◆ **TASK PROMPT**
For every line in the data below that contains "category", copy the line.

(Collected data)
[BEGIN]

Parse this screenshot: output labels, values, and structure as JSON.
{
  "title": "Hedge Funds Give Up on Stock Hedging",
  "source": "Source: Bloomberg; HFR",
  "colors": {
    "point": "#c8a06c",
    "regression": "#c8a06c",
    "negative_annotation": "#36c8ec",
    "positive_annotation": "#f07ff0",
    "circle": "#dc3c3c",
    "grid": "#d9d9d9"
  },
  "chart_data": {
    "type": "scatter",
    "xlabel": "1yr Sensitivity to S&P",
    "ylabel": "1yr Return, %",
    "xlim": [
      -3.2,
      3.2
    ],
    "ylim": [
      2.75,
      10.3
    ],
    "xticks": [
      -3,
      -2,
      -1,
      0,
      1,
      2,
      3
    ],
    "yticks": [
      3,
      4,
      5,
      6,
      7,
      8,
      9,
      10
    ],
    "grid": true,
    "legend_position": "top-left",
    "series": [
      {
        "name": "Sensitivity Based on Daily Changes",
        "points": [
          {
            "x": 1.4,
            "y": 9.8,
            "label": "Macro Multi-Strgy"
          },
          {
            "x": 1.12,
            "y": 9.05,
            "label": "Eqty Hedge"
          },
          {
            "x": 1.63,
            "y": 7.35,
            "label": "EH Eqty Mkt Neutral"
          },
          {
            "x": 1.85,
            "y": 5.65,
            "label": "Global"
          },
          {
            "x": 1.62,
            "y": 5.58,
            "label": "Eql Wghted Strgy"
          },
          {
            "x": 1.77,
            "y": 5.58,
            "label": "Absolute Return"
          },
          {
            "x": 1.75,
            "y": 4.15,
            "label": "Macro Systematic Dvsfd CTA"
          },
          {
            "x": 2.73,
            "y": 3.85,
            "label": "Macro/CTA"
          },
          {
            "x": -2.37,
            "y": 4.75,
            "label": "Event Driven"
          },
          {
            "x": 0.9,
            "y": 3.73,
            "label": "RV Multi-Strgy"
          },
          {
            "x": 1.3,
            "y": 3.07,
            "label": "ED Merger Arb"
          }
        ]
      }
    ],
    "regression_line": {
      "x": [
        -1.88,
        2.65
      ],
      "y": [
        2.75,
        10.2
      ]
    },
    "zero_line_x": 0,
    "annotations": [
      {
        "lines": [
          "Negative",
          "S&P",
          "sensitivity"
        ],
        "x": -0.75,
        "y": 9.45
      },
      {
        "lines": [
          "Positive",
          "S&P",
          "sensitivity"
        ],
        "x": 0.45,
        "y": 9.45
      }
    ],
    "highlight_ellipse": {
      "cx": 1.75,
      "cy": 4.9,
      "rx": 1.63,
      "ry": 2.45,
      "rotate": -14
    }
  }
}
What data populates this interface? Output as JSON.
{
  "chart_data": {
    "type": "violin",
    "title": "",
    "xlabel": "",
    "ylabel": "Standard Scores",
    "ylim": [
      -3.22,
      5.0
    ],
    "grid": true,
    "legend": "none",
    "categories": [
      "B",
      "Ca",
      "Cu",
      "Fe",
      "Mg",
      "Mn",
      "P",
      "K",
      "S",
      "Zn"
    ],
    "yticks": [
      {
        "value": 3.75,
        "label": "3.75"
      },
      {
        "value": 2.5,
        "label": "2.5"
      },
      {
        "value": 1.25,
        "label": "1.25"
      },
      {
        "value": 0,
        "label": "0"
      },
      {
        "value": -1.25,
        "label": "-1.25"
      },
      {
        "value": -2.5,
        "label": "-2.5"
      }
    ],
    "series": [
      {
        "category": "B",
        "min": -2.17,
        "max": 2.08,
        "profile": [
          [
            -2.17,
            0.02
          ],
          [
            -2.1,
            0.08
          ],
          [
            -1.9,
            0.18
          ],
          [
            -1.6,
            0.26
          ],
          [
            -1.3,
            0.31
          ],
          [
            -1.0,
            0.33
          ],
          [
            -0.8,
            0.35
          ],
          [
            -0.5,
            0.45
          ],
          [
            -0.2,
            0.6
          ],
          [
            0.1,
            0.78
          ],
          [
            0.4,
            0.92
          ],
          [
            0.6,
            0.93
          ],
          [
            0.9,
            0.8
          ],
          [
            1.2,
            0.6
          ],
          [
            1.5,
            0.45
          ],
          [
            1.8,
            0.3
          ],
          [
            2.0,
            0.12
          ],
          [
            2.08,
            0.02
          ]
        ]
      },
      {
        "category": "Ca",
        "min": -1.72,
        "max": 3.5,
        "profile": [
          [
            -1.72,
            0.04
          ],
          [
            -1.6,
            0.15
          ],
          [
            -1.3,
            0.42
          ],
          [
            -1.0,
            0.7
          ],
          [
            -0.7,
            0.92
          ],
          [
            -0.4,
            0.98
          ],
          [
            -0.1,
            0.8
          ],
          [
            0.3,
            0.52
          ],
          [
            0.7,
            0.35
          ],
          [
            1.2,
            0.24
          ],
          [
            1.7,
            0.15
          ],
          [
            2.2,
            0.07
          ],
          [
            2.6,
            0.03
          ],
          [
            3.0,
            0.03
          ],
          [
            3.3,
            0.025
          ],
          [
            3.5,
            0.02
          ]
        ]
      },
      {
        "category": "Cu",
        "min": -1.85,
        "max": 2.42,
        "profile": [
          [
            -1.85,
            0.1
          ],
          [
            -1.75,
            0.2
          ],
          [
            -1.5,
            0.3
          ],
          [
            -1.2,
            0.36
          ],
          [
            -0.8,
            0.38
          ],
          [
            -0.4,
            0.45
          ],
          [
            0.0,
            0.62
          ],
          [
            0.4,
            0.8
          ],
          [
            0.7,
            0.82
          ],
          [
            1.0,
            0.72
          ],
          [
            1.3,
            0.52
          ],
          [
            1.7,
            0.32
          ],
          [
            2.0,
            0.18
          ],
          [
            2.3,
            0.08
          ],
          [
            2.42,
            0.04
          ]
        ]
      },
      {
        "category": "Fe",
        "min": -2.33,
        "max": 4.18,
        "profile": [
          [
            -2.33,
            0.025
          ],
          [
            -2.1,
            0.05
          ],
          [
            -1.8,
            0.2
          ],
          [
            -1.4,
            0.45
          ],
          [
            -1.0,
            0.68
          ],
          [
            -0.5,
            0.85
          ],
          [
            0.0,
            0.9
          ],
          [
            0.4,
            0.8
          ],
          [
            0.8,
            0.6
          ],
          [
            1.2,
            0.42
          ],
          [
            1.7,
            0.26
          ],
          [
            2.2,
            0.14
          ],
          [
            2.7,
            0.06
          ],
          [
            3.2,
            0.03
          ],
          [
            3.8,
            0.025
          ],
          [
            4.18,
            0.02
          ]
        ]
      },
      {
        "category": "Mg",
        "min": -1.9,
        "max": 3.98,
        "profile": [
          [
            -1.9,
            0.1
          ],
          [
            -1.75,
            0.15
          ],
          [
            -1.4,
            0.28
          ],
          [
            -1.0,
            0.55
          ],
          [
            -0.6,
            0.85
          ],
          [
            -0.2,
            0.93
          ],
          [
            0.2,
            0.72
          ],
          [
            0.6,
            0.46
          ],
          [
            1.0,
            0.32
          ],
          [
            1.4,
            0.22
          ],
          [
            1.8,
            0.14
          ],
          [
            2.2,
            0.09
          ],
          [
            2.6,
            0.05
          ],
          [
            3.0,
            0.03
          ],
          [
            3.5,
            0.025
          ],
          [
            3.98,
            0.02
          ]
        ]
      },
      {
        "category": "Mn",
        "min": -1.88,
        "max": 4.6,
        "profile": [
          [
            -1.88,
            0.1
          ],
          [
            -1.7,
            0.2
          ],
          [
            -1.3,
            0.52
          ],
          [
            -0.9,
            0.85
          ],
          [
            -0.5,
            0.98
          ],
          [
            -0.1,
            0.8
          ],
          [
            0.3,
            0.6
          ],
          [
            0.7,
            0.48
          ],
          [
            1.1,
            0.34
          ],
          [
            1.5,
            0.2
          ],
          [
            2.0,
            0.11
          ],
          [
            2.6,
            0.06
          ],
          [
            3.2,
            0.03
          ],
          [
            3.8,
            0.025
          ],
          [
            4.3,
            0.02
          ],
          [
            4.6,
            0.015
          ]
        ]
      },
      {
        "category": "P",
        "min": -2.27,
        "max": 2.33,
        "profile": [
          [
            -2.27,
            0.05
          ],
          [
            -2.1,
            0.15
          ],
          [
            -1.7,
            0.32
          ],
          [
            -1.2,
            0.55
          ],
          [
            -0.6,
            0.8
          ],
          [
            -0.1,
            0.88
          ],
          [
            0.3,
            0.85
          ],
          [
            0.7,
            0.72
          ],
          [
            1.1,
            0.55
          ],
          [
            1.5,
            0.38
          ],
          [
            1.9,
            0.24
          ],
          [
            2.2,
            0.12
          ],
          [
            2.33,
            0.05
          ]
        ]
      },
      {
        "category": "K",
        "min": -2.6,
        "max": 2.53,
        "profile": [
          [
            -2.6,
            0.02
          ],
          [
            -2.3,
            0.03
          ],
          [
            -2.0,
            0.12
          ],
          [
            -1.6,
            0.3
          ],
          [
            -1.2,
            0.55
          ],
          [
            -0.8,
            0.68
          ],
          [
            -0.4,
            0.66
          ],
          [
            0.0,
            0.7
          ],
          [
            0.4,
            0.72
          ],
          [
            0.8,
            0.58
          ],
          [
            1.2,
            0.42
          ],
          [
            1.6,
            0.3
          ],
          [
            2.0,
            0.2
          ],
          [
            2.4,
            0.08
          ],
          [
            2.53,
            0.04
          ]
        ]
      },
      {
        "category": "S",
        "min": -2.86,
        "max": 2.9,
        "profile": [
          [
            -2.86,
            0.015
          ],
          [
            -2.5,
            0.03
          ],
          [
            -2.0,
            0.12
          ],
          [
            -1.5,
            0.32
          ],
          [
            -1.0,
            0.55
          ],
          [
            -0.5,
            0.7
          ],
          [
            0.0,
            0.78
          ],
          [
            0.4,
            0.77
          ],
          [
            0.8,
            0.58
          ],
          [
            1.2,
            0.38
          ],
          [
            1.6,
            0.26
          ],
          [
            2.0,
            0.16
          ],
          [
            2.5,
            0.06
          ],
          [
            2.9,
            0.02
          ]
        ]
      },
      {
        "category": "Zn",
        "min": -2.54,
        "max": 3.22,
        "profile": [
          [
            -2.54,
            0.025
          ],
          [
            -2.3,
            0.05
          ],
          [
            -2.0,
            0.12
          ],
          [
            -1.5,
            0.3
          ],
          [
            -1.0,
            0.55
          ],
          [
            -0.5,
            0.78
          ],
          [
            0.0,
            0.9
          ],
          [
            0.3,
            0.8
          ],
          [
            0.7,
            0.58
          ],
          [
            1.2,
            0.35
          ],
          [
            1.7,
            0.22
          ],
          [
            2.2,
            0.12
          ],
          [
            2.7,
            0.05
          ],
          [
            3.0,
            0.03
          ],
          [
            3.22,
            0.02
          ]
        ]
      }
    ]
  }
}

[END]

◆ **EXPECTED ANSWER**
        "category": "B",
        "category": "Ca",
        "category": "Cu",
        "category": "Fe",
        "category": "Mg",
        "category": "Mn",
        "category": "P",
        "category": "K",
        "category": "S",
        "category": "Zn",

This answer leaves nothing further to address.